Across the entries below, how many lines contain the word "high"? Give the number alone.

— begin —

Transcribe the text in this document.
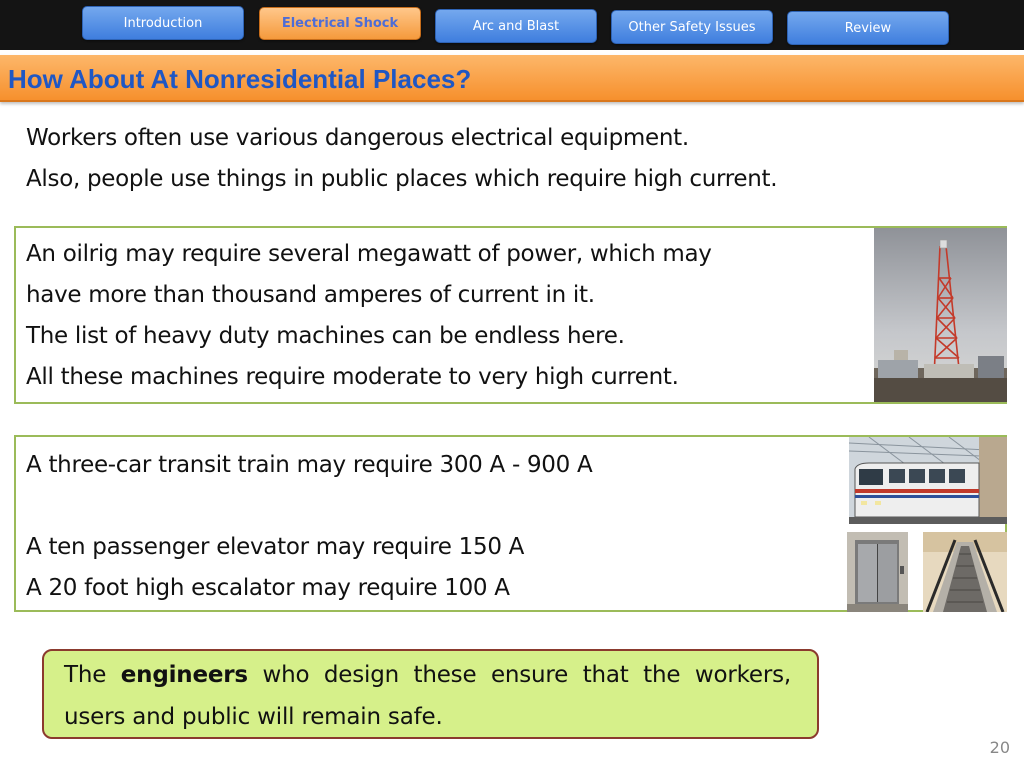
Introduction	Electrical Shock	Arc and Blast	Other Safety Issues	Review
How About At Nonresidential Places?
Workers often use various dangerous electrical equipment.
Also, people use things in public places which require high current.
An oilrig may require several megawatt of power, which may
have more than thousand amperes of current in it.
The list of heavy duty machines can be endless here.
All these machines require moderate to very high current.
A three-car transit train may require 300 A - 900 A
A ten passenger elevator may require 150 A
A 20 foot high escalator may require 100 A
The engineers who design these ensure that the workers, users and public will remain safe.
20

— end —

Response:
3